_WORK INSTRUCTIONS_
1. In the passage on the ALICE Muon Forward Tracker, when was the first draft of the letter of intent submitted to the ALICE collaboration?
2. Duplicate everything in the passage on the ALICE Muon Forward Tracker from "The basic idea" down to "two months later.".
3. Go on with the passage about the ALICE Muon Forward Tracker, starting after its final sentence.

_GIVEN TEXT_

----------------

The ALICE experiment, with its state-of-the-art detection systems, produced a wealth of results during Run 1 of the LHC (2009–2013) – driving a new impetus in the field of heavy-ion collisions. While Run 2 (2015–2017) will see the consolidation and completion of the scientific programme for which the experiment was originally approved, the ALICE collaboration has already taken up the challenge to make a quantitative leap in the precision of its observations by exploiting the high luminosity anticipated for the LHC in Run 3 (2019–2022). The plan is to upgrade the detector during the LHC’s second long shutdown, just before Run 3. In September, the LHC Committee (LHCC) approved an addendum to the letter of intent for the ALICE upgrade programme concerning the project for the Muon Forward Tracker (MFT) – an assembly of silicon pixel planes serving as internal tracker, in the forward acceptance of ALICE’s muon arm.

The basic idea behind the MFT concept – measuring muons both before and after the hadron absorber, then matching the two pieces of information – is well established in the field of heavy-ion physics, having been exploited both at CERN’s Super Proton Synchrotron and more recently at Brookhaven’s Relativistic Heavy-Ion Collider. Evaluation of the expected scientific impact of such a major upgrade required the preparation of a detailed letter of intent, the first draft of which was submitted to the ALICE collaboration in December 2011. The final document received internal approval in March 2013 and the first discussions with the LHCC started two months later.

There are three main pillars of the MFT’s contribution to the ALICE physics programme: dimuon measurement of prompt charmonia states J/ψ and ψ´, to study in-medium colour-screening and hadronization mechanisms of cc pairs; measurement of charm and beauty production via single muons and J/ψ particles from B decay, allowing a tomography of the medium via study of the energy loss of heavy quarks; and low-mass dimuon measurements, to study thermal radiation from quark–gluon plasma and search for in-medium modifications of the spectral functions of light vector mesons. The technical feasibility was also demonstrated as reported in the letter of intent – from the choice of the CMOS pixel technology to aspects related to the detector mechanics and cooling. It is also worth emphasizing that ALICE is the only LHC experiment that is designed to perform precision measurements at forward rapidities in the high-multiplicity environment of heavy-ion collisions.

----------------

_RECORD SET_
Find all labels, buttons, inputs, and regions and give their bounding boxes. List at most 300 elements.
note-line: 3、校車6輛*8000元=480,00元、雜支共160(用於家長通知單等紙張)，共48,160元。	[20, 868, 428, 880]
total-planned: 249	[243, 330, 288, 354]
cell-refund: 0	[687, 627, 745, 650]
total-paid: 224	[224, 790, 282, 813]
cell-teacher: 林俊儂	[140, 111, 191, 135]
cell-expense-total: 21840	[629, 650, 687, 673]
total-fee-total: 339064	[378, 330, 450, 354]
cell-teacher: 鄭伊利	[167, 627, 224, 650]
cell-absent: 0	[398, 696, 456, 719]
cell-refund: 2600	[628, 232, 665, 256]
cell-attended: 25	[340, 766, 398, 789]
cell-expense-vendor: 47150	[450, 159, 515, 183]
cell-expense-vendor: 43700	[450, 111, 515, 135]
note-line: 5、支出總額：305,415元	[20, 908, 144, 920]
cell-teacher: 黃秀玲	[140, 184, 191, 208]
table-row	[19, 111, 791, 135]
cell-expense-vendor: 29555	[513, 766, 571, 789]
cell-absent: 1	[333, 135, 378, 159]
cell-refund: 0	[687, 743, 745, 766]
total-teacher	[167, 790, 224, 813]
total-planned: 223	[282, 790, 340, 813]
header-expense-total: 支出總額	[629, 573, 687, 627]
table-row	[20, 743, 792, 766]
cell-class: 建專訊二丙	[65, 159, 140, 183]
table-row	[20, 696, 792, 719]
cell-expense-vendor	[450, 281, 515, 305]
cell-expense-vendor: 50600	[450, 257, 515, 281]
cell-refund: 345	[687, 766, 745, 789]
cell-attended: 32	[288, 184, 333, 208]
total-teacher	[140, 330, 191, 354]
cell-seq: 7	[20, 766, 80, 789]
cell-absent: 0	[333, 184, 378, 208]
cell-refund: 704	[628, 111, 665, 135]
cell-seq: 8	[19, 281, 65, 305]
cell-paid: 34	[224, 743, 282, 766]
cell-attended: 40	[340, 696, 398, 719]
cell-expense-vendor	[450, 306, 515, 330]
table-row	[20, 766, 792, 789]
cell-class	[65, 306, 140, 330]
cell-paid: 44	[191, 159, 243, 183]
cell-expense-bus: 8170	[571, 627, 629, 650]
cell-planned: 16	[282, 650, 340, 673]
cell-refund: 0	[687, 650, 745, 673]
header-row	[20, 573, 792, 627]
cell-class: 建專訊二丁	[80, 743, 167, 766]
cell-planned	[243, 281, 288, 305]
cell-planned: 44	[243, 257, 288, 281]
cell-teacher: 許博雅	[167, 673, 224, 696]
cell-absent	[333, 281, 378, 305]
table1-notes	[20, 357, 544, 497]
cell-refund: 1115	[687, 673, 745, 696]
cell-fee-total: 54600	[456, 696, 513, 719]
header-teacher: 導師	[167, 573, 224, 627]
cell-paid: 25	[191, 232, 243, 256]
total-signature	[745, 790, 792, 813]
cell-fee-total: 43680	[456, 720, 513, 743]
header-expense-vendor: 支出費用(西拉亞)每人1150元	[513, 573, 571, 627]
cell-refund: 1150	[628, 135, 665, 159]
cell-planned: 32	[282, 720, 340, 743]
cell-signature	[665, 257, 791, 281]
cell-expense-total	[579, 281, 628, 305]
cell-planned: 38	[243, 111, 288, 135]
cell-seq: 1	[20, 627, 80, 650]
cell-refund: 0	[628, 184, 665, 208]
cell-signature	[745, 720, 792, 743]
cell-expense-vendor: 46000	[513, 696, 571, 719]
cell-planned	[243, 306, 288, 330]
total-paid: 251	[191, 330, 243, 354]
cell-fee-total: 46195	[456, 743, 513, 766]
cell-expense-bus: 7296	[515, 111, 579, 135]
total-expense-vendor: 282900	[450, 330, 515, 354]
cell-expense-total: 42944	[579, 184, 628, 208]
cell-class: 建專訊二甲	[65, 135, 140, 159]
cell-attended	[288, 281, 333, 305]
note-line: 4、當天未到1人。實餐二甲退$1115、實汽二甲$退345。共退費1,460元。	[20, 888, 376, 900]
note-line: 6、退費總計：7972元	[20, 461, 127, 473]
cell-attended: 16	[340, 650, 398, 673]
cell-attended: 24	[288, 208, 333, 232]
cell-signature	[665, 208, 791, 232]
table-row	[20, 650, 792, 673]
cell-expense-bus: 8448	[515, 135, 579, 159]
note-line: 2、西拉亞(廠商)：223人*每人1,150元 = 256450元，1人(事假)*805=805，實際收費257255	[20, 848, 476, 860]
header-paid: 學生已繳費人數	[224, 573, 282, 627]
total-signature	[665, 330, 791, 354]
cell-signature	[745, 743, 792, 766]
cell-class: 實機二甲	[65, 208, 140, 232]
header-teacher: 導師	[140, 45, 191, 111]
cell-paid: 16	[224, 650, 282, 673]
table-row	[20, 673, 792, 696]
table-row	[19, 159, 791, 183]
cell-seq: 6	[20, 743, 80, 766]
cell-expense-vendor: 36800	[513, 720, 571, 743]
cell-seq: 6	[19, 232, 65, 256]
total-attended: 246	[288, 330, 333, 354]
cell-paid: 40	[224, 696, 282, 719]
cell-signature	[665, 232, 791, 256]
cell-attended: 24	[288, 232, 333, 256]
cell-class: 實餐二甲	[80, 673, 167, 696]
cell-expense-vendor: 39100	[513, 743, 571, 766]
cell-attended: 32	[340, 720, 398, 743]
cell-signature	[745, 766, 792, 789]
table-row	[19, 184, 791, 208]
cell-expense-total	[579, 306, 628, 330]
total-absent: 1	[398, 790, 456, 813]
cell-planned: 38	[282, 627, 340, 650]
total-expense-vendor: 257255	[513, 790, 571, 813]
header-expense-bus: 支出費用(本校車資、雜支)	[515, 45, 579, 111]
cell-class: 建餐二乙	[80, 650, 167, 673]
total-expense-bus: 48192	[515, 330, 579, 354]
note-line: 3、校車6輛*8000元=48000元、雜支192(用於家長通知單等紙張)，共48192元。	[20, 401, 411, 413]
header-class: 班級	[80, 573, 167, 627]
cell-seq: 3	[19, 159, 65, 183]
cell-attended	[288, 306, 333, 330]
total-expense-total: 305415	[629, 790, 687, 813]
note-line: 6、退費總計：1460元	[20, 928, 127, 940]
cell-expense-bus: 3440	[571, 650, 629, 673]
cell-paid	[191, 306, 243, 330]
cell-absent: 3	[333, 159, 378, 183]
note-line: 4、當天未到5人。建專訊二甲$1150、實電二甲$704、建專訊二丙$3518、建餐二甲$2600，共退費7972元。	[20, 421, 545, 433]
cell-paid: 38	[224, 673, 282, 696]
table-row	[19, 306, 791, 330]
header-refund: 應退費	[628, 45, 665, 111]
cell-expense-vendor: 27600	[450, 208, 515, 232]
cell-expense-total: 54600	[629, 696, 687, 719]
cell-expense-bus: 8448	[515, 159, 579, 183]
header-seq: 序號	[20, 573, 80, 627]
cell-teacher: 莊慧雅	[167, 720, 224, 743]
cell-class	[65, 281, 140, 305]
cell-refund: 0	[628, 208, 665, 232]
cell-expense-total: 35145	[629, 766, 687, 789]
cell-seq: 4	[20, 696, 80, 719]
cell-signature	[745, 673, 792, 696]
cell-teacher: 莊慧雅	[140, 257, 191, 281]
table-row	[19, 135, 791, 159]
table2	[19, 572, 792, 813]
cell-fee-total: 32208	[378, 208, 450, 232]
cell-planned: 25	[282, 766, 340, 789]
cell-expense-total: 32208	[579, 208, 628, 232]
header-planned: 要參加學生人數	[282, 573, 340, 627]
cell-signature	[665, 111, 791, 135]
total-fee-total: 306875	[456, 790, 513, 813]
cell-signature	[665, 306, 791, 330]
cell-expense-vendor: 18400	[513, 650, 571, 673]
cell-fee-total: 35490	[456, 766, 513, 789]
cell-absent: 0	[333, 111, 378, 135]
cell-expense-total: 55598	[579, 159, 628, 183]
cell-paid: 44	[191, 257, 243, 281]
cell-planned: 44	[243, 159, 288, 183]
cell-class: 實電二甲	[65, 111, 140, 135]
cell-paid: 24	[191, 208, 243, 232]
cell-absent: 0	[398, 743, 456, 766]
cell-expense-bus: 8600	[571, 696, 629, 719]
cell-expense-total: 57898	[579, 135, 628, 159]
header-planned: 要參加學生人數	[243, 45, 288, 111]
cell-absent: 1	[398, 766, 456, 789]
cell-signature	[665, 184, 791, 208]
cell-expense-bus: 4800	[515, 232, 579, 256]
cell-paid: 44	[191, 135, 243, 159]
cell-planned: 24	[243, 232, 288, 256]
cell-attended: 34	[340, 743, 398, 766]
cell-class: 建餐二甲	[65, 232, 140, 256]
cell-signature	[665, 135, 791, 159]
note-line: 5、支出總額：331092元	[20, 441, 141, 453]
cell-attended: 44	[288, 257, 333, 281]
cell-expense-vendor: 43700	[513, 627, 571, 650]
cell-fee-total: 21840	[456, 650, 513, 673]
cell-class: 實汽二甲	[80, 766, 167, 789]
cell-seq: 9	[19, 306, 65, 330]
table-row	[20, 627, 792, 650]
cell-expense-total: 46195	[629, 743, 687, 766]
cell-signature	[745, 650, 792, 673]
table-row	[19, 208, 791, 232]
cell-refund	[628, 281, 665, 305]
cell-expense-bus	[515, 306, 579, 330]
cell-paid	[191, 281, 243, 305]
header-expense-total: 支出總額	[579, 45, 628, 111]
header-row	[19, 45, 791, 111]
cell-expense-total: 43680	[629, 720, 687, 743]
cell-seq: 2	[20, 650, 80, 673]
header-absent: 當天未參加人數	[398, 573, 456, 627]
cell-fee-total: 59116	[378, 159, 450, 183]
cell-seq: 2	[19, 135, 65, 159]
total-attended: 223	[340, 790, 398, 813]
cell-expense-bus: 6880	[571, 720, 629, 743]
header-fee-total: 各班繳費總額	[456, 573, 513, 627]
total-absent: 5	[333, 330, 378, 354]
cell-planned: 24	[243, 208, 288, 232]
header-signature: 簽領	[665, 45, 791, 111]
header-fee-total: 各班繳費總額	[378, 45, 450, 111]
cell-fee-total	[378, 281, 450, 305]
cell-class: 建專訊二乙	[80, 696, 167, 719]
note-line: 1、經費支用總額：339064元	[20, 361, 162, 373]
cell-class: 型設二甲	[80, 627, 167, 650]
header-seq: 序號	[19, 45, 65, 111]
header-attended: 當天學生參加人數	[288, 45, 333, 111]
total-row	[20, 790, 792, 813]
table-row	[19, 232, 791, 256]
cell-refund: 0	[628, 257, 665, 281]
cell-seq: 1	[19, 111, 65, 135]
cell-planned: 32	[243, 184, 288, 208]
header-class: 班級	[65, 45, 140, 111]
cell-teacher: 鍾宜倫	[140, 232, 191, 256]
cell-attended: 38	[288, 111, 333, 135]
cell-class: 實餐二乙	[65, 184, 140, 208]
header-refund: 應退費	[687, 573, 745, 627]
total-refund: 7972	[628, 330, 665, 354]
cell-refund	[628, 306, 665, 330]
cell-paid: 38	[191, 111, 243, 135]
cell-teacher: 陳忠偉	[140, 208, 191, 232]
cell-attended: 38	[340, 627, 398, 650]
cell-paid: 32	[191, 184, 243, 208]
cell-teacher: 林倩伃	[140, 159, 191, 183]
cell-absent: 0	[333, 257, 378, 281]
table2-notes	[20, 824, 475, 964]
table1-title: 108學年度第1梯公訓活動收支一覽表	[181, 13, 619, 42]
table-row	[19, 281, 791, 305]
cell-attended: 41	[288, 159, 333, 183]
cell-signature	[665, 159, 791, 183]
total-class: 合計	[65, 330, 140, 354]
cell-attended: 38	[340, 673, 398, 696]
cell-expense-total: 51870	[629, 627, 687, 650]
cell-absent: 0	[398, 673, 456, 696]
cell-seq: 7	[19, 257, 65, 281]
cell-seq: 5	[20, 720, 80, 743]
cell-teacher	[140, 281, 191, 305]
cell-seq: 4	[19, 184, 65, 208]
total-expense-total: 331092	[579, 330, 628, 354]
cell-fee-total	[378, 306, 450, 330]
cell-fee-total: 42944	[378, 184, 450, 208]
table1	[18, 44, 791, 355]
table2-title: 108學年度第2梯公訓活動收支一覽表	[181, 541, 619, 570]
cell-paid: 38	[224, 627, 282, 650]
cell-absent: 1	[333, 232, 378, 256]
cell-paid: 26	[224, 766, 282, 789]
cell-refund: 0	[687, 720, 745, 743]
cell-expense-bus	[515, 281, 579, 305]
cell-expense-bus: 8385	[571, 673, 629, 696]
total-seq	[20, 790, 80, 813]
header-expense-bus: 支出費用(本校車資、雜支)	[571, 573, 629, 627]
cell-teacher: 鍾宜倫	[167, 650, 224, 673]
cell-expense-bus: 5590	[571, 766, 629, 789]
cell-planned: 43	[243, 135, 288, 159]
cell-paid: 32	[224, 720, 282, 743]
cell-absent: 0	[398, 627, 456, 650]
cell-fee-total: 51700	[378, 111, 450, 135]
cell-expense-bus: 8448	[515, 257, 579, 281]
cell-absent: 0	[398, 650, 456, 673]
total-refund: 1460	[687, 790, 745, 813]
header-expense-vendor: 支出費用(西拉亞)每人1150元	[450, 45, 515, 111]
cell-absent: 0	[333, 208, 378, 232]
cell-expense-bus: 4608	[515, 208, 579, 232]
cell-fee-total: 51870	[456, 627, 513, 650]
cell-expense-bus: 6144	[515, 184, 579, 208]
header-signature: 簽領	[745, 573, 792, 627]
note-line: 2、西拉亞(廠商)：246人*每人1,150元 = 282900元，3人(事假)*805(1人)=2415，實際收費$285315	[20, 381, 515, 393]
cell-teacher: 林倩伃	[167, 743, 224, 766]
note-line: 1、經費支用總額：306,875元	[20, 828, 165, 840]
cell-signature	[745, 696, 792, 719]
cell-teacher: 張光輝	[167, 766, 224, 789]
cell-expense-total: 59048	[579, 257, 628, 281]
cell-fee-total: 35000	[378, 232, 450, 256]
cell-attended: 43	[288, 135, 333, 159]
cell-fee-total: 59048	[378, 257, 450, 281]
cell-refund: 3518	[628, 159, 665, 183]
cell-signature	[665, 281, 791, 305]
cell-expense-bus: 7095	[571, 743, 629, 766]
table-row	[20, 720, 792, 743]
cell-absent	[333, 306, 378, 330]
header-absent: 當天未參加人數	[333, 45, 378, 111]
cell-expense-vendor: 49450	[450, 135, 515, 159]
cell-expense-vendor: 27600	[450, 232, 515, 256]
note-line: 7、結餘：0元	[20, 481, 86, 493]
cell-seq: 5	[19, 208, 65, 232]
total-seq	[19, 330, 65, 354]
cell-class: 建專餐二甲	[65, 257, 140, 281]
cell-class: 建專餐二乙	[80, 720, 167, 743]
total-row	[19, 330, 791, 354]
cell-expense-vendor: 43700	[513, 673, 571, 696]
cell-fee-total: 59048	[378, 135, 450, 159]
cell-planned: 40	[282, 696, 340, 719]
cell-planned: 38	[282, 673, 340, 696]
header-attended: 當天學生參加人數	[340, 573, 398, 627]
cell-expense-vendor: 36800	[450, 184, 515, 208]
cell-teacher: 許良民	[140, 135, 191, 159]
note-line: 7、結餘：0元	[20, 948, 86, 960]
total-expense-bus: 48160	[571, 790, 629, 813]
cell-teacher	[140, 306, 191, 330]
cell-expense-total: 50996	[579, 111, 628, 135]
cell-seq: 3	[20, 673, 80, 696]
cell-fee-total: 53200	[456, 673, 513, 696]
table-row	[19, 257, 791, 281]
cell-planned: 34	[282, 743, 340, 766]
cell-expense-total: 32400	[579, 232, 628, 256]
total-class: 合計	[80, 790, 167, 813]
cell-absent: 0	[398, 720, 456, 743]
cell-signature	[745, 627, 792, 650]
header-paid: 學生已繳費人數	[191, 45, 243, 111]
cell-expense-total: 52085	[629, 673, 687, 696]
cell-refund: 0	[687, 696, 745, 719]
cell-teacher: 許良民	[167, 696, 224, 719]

----------------

_EXPECTED OUTPUTS_
1. December 2011

2.
The basic idea behind the MFT concept – measuring muons both before and after the hadron absorber, then matching the two pieces of information – is well established in the field of heavy-ion physics, having been exploited both at CERN’s Super Proton Synchrotron and more recently at Brookhaven’s Relativistic Heavy-Ion Collider. Evaluation of the expected scientific impact of such a major upgrade required the preparation of a detailed letter of intent, the first draft of which was submitted to the ALICE collaboration in December 2011. The final document received internal approval in March 2013 and the first discussions with the LHCC started two months later.

3.
What will the MFT do for ALICE? Put simply, it will be like wearing a pair of glasses to correct myopia. The MFT will reveal the details of the muon tracks in the vertex region, allowing not only a powerful rejection of background muons but also access to measurements that are not feasible with the existing muon spectrometer. A prime example is the disentanglement of prompt (charm) and displaced (from beauty) J/ψ production (figure 1), which is achievable only by measuring precisely the distance between the primary vertex of the collision and the vertex in which the J/ψ is produced. Because such distances are in the order of a few hundreds of micrometres, a dedicated vertex detector is needed. Figure 2 illustrates how this measurement becomes possible only with the addition of the MFT to the current muon spectrometer set-up.

The team involved with the MFT project must now provide details on all of the technological aspects, producing a Technical Design Report in the second half of 2014 – the final effort before assembling the first pieces of the detector. Then four more years of intense work will be needed before the MFT is installed and becomes operational in the ALICE cavern in 2019.